## Directions for this task:
Pull every line of the entries that has the word "Ständen".

## Input records:
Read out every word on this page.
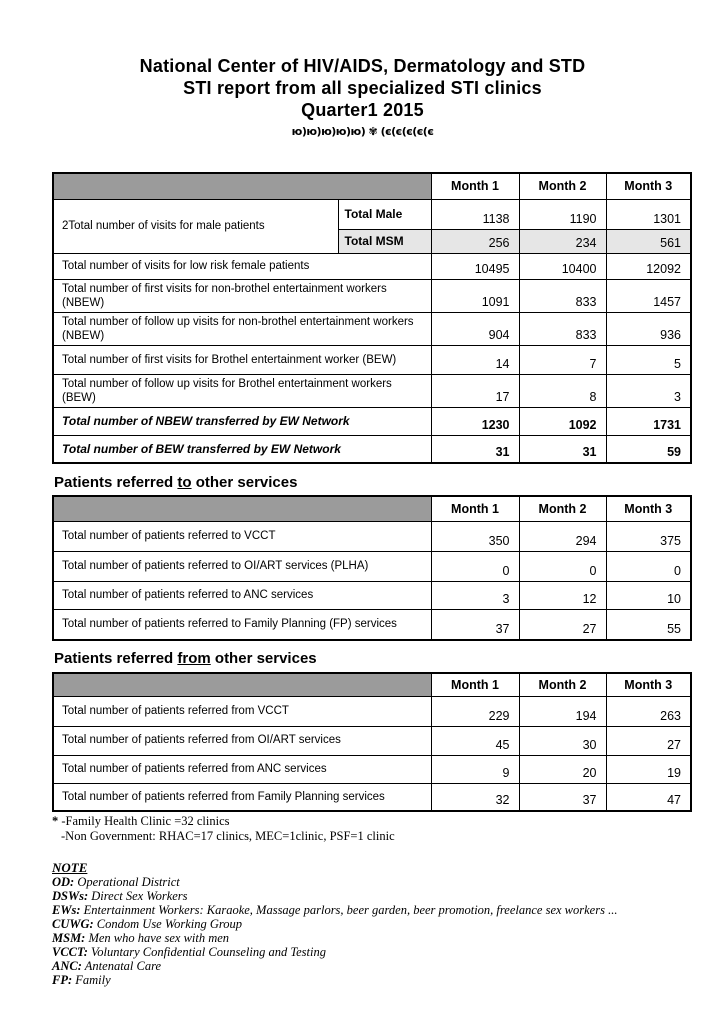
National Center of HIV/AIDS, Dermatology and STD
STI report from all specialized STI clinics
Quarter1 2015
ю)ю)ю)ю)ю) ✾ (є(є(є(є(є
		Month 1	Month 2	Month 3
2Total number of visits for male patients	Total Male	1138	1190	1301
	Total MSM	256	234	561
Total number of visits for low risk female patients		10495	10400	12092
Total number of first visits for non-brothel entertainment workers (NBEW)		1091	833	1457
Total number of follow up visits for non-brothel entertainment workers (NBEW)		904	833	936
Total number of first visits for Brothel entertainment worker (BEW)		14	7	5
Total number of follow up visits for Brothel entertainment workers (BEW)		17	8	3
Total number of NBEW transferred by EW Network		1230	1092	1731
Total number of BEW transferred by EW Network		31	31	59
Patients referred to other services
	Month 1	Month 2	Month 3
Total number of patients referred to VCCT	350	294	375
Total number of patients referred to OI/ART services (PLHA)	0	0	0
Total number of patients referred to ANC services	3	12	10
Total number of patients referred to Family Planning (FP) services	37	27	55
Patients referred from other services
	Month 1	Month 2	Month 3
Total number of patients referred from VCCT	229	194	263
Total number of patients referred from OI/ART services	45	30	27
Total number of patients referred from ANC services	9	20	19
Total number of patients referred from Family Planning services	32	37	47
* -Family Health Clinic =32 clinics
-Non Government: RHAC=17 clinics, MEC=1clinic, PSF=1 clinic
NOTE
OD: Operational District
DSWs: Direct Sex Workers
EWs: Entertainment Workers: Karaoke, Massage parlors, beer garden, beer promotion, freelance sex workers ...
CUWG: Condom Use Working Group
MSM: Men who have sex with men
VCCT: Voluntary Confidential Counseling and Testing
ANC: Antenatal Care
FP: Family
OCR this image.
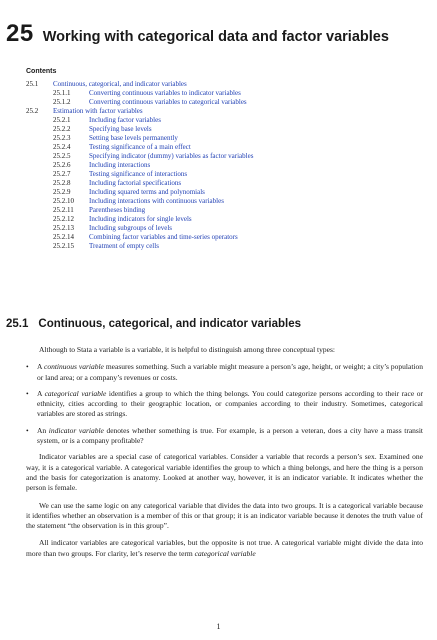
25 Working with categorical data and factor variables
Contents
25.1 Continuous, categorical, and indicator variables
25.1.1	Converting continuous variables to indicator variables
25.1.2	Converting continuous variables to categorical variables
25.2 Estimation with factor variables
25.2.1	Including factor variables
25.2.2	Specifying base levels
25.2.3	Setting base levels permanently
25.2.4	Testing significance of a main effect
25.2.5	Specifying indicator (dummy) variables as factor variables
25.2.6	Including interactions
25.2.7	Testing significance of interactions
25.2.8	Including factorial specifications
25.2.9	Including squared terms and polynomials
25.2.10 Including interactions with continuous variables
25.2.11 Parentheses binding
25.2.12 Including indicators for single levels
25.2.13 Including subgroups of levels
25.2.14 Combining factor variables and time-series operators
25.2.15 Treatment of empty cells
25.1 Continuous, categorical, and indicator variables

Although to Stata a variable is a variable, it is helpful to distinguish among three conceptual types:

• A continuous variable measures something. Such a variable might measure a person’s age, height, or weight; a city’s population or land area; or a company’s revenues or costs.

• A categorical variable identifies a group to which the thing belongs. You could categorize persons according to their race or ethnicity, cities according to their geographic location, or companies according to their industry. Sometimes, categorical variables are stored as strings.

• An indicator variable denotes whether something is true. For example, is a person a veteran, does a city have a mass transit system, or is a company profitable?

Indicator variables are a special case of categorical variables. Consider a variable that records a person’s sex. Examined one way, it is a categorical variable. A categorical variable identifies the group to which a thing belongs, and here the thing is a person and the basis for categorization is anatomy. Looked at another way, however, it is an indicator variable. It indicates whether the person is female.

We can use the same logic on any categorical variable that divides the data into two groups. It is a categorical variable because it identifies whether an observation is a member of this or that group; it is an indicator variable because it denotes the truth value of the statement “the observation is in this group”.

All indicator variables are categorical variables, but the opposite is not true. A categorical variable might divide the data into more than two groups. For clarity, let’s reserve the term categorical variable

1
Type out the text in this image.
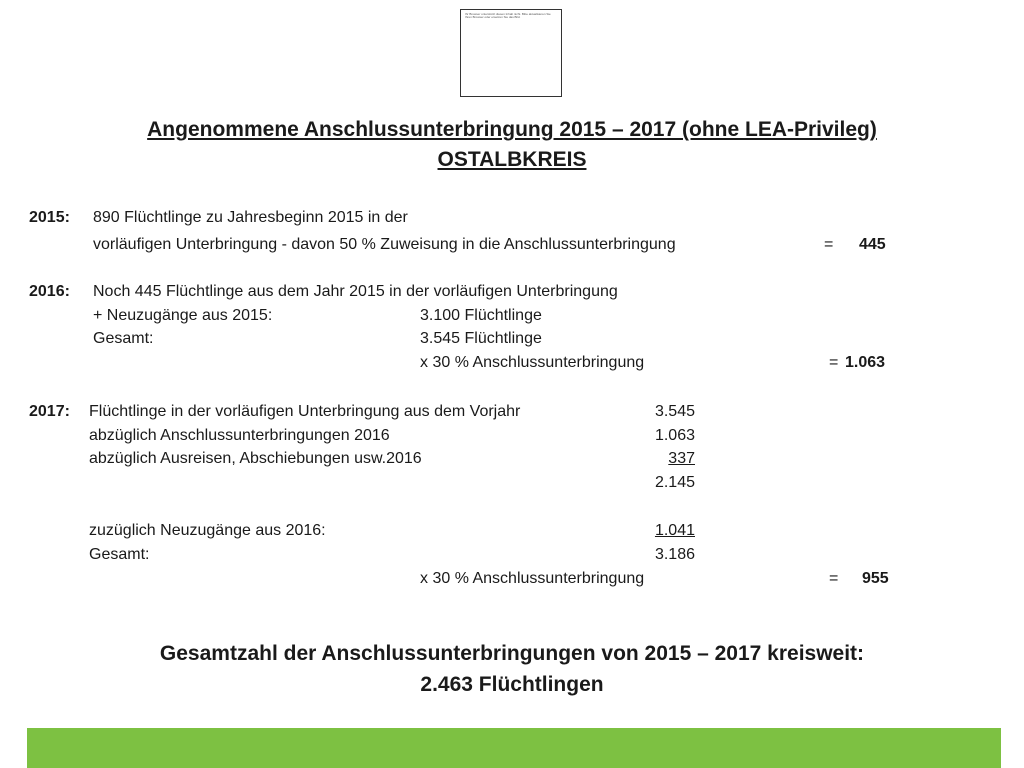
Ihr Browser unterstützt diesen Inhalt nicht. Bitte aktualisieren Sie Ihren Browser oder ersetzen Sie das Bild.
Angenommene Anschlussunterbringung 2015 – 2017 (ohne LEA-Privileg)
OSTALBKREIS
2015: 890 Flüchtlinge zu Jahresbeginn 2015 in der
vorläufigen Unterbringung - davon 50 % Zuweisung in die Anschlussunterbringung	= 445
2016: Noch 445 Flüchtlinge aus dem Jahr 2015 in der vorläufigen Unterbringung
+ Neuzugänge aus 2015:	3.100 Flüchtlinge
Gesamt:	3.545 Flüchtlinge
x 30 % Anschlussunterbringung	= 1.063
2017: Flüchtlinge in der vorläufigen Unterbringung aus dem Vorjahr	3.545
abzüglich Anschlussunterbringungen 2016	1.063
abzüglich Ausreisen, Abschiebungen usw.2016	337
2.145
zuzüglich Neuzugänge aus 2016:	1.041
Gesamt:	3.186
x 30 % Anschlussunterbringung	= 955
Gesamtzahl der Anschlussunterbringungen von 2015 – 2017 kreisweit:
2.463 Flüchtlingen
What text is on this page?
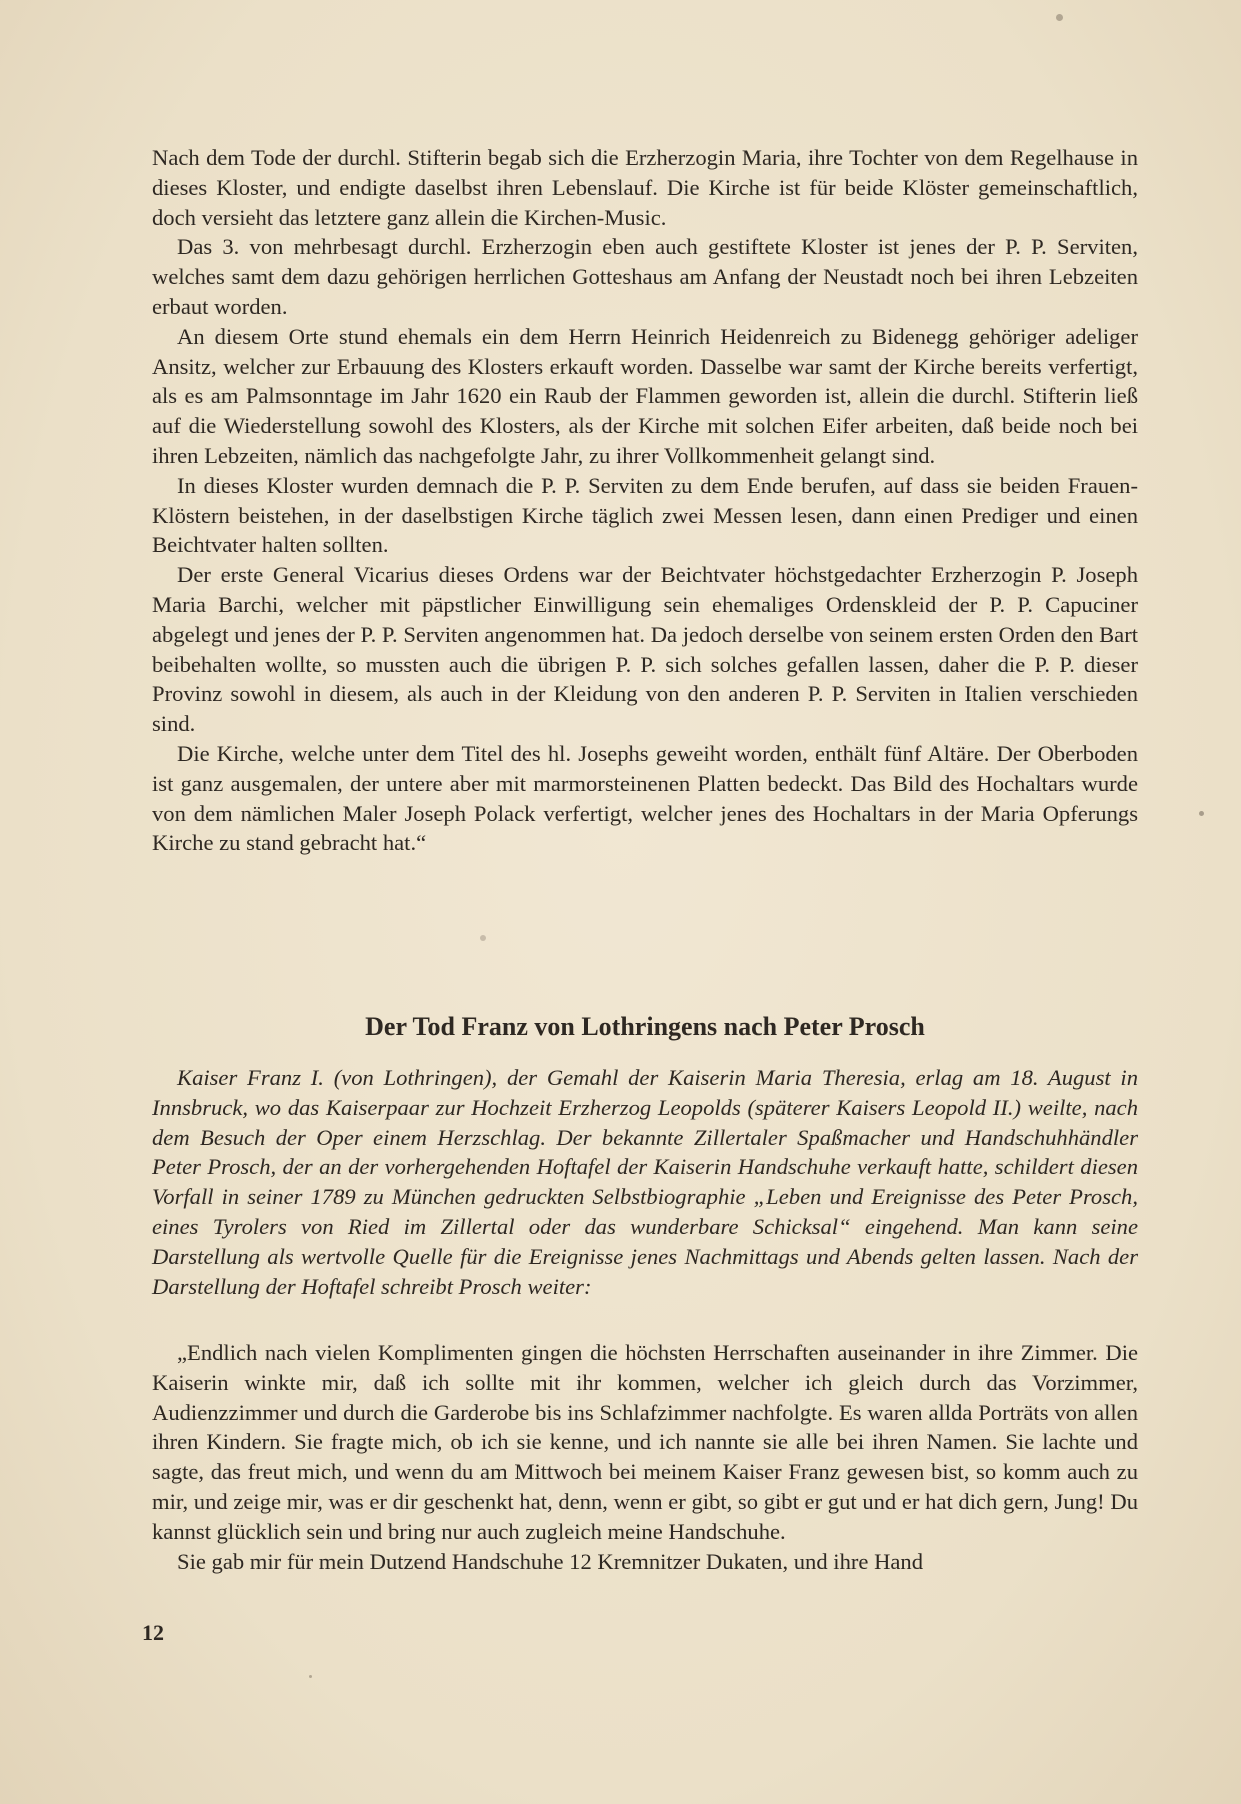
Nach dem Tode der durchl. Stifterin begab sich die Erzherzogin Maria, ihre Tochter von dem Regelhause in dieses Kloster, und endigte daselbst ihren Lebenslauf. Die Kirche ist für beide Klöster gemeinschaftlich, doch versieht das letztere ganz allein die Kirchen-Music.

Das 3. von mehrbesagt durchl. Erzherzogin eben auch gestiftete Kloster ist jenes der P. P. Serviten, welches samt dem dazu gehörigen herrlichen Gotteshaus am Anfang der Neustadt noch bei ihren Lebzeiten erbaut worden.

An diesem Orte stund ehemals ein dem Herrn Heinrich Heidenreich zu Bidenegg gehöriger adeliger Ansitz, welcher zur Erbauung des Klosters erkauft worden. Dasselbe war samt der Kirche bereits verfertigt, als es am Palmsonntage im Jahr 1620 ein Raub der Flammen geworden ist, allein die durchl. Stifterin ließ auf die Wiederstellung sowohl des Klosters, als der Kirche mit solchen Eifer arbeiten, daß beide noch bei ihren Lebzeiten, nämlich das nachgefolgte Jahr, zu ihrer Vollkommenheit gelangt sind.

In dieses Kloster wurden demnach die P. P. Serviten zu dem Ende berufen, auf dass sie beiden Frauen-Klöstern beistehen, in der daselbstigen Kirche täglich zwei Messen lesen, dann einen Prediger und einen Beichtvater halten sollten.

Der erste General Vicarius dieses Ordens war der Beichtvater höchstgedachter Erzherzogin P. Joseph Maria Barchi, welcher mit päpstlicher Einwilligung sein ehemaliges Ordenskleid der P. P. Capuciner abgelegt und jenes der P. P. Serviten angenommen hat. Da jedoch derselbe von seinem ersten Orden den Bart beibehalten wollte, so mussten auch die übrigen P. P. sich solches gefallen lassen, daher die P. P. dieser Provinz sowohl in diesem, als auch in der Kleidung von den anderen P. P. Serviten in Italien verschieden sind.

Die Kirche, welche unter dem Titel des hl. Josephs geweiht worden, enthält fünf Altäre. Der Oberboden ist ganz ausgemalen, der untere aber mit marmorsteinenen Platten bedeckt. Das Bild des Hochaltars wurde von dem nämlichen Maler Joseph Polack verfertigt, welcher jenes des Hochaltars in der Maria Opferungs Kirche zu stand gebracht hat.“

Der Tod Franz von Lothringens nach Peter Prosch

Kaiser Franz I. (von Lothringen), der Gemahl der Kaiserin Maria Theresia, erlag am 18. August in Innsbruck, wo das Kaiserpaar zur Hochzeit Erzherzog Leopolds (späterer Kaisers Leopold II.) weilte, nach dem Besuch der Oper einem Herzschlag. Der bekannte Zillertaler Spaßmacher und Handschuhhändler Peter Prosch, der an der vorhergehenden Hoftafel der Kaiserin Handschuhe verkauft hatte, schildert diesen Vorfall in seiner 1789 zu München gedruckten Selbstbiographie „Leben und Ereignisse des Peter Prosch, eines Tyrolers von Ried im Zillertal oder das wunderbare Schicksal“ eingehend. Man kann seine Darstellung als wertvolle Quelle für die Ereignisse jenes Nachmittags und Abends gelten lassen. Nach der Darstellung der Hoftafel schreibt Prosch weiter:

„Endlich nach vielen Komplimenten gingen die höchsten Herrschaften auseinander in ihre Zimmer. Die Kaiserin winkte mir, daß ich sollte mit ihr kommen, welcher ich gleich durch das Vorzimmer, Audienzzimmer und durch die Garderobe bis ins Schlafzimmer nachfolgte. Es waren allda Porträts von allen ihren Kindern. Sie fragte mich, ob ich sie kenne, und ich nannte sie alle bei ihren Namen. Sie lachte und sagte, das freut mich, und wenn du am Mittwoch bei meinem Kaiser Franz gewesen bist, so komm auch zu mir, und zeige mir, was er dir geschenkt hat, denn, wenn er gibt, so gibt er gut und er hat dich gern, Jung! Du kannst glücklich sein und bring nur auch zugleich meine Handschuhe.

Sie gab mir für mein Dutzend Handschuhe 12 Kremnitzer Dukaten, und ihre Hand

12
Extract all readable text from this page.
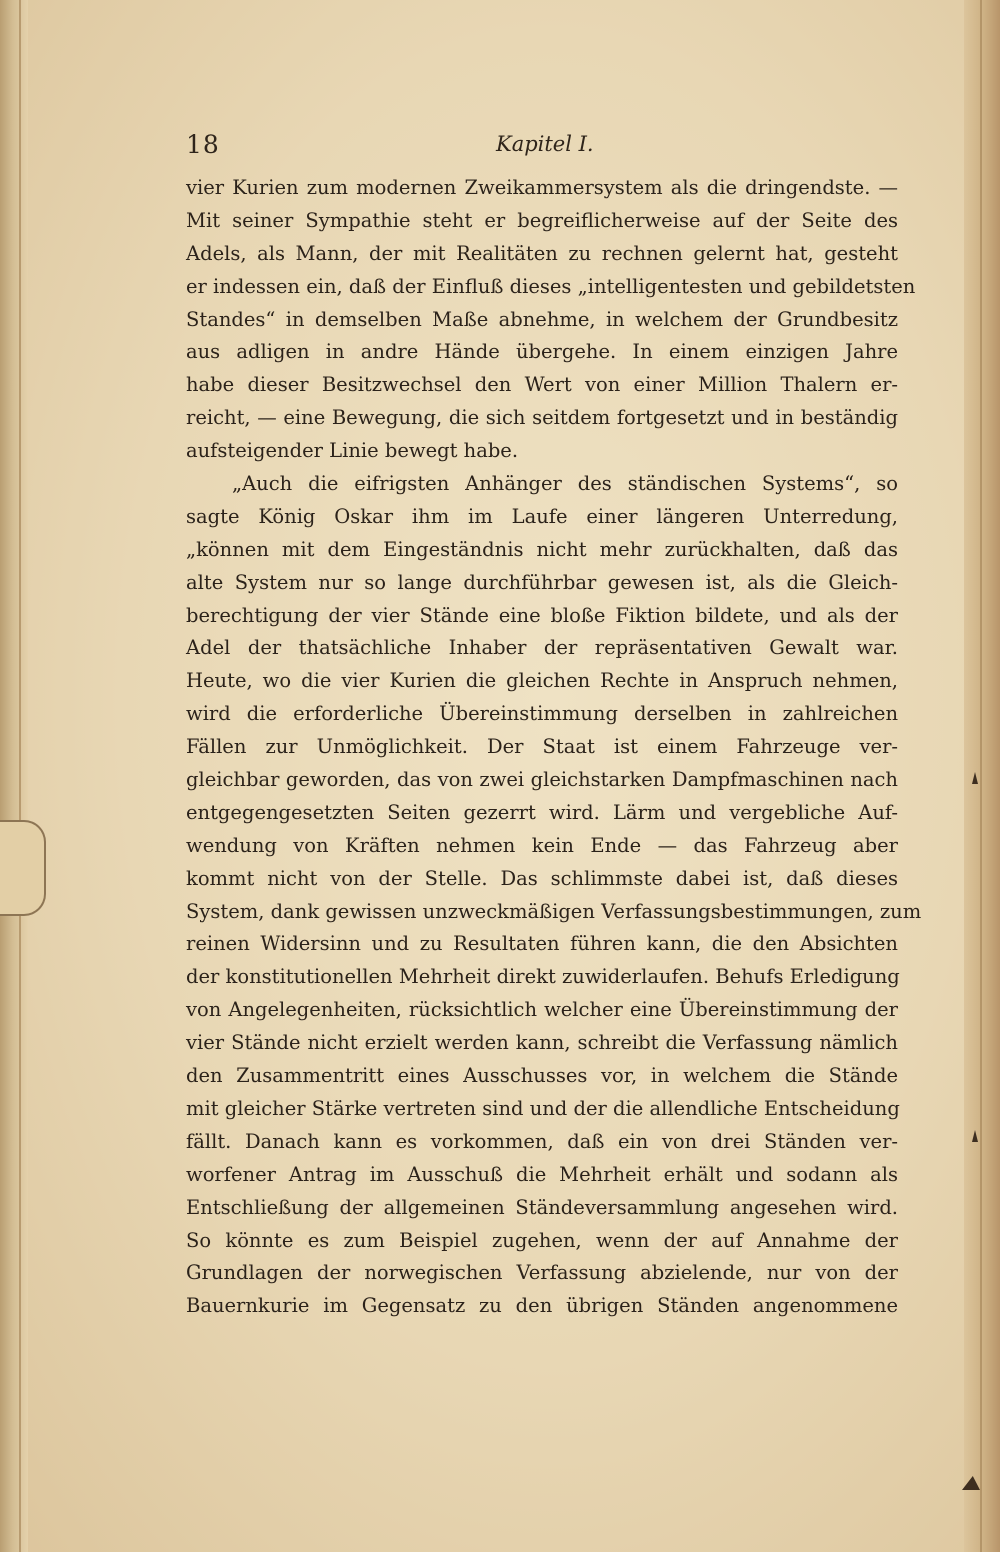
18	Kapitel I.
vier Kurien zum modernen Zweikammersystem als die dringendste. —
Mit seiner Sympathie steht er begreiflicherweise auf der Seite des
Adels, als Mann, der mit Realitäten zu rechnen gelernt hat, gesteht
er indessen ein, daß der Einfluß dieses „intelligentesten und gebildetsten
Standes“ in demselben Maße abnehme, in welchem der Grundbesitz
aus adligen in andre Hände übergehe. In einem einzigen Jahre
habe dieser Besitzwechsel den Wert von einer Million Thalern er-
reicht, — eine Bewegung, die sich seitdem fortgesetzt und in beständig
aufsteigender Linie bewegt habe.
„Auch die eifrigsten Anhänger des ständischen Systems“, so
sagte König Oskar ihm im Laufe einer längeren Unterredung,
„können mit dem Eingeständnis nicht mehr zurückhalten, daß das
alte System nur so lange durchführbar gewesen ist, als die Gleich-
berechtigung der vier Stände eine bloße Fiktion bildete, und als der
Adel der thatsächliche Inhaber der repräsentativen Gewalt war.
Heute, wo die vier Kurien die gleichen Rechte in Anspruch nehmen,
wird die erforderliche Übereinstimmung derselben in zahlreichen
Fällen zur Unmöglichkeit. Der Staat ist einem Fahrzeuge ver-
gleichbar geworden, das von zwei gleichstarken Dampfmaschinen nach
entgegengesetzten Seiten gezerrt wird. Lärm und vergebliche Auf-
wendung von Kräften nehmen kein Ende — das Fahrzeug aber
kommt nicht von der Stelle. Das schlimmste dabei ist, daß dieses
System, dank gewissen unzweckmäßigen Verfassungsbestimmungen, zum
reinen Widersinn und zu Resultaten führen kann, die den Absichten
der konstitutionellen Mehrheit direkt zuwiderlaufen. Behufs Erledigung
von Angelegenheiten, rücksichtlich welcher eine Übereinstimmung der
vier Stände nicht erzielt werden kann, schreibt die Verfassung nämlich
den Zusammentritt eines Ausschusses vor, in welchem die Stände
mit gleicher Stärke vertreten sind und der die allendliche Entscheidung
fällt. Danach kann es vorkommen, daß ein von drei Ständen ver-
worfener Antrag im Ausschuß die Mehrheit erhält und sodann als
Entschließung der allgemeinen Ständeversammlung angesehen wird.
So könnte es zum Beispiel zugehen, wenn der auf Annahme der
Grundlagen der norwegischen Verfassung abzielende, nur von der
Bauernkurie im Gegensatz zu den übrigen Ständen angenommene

## Answer section:
fällt. Danach kann es vorkommen, daß ein von drei Ständen ver-
Bauernkurie im Gegensatz zu den übrigen Ständen angenommene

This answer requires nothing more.